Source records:
☆ ☆ ☆ ☆
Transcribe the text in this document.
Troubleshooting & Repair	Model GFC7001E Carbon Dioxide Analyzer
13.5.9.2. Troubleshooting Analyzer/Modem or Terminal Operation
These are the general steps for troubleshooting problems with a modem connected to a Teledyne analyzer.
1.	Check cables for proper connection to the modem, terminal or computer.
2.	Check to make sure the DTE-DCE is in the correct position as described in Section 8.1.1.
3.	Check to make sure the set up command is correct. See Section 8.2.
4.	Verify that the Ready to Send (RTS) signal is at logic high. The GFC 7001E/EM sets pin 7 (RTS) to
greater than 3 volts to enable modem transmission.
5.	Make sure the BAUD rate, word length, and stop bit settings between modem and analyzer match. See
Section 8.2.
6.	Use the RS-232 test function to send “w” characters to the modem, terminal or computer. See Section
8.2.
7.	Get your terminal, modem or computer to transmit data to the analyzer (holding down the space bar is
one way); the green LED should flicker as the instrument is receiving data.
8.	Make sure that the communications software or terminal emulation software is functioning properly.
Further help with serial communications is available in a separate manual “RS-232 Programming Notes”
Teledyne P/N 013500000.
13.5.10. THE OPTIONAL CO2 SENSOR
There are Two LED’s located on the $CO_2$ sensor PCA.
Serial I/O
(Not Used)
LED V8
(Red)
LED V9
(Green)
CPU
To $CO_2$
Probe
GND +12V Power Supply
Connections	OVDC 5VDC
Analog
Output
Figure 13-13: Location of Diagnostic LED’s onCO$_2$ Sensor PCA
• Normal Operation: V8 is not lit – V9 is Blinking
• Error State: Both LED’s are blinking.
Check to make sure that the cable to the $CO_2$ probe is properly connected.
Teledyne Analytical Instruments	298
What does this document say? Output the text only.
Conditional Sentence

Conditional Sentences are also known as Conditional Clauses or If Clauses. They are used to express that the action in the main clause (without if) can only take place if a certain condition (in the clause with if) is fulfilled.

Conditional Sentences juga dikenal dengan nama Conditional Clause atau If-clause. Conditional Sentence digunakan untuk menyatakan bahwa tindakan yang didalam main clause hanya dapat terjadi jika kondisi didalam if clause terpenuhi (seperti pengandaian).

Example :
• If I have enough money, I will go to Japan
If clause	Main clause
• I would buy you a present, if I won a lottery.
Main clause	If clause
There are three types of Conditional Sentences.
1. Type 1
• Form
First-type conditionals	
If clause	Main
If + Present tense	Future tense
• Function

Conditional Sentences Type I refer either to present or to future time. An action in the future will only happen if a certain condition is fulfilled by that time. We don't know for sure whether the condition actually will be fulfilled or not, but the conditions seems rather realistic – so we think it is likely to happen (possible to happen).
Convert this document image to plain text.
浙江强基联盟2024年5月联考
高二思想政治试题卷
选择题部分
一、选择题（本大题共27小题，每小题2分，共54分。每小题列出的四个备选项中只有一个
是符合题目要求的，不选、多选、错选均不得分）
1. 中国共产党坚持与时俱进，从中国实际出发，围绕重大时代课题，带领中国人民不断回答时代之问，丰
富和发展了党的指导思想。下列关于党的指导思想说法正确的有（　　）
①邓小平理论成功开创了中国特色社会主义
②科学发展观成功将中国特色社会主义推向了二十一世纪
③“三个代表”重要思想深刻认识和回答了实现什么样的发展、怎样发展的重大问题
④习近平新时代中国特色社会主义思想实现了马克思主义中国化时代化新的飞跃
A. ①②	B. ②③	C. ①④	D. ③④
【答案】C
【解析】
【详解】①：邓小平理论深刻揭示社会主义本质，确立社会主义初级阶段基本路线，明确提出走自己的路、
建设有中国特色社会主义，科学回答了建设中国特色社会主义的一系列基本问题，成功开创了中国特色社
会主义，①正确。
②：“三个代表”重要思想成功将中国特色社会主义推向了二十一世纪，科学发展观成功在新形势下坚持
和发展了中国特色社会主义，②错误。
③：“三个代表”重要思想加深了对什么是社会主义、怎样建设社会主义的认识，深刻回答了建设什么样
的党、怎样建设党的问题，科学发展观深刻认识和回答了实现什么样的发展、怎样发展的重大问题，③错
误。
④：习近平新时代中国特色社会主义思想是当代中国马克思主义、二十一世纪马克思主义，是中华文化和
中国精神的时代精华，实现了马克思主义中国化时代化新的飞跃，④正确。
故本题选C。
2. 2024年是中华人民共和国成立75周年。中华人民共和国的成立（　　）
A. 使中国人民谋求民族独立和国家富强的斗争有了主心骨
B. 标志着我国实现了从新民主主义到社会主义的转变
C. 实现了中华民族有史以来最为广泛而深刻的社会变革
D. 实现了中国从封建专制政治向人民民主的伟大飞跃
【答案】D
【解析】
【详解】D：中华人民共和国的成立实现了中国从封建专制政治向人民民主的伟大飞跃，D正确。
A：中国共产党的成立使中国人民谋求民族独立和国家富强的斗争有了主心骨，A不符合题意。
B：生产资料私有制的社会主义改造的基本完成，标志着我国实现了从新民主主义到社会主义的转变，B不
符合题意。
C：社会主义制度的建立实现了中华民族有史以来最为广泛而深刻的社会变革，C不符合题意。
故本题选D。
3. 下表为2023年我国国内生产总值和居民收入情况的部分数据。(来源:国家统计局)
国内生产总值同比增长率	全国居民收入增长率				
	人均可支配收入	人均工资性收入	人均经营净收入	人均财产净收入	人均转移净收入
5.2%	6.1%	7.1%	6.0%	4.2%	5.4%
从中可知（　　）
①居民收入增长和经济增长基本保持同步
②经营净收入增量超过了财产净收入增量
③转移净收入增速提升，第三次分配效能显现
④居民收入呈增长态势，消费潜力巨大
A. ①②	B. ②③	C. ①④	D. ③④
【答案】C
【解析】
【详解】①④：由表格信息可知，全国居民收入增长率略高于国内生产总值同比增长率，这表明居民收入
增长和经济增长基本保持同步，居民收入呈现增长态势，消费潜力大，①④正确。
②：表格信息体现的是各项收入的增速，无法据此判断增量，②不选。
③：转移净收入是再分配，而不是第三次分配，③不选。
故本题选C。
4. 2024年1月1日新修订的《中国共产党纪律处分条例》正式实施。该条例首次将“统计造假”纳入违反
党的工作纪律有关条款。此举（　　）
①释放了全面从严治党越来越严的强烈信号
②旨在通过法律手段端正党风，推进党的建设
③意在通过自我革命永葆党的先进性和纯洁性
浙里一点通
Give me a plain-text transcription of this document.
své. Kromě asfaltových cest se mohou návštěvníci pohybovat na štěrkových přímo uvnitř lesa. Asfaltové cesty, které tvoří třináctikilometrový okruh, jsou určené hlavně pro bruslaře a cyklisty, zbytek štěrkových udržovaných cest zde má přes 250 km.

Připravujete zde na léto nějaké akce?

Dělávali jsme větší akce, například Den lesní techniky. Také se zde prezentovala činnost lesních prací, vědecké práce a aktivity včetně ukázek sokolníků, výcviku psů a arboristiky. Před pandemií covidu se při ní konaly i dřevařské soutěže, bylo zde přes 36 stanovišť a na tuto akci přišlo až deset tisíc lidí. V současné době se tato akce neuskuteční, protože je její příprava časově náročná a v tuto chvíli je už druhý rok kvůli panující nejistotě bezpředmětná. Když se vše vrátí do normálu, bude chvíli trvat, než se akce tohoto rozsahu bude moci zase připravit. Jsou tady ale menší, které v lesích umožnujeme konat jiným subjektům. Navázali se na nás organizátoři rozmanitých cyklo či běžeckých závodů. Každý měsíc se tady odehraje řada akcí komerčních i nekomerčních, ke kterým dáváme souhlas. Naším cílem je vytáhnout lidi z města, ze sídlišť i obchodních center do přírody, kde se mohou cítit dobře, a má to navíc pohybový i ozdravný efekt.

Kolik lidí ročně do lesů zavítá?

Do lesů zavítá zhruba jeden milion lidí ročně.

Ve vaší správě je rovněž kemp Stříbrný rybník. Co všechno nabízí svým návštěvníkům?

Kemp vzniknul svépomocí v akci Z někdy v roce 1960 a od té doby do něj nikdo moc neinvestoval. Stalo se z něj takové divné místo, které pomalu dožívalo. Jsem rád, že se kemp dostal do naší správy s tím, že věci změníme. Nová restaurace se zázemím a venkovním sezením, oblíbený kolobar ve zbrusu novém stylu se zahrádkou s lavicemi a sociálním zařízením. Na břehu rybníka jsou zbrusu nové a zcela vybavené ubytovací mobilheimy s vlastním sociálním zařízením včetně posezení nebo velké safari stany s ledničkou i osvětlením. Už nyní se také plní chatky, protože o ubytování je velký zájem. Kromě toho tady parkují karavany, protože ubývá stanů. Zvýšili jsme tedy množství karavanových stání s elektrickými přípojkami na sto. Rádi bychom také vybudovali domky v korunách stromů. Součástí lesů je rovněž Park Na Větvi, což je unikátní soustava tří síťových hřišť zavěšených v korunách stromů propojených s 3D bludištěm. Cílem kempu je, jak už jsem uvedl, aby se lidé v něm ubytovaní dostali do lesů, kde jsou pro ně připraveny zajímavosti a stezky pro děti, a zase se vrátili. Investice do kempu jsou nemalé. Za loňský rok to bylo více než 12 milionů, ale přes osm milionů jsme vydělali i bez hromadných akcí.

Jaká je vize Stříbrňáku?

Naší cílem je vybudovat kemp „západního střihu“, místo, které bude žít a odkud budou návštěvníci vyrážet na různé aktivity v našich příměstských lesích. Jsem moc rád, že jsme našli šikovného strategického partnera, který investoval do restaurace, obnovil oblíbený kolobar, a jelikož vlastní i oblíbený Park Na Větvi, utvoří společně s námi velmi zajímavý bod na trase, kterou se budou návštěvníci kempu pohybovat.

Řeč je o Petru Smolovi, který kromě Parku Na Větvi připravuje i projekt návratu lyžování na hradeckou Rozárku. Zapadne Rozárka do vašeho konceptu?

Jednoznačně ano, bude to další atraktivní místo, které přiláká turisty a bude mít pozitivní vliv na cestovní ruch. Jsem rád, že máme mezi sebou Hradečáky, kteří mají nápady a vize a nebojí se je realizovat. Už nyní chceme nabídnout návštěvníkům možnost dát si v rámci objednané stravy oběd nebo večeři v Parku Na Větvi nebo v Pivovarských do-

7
☆ ☆ ☆ ☆
Select all lines in the listing that include the word "三个代表".

③“三个代表”重要思想深刻认识和回答了实现什么样的发展、怎样发展的重大问题
②：“三个代表”重要思想成功将中国特色社会主义推向了二十一世纪，科学发展观成功在新形势下坚持
③：“三个代表”重要思想加深了对什么是社会主义、怎样建设社会主义的认识，深刻回答了建设什么样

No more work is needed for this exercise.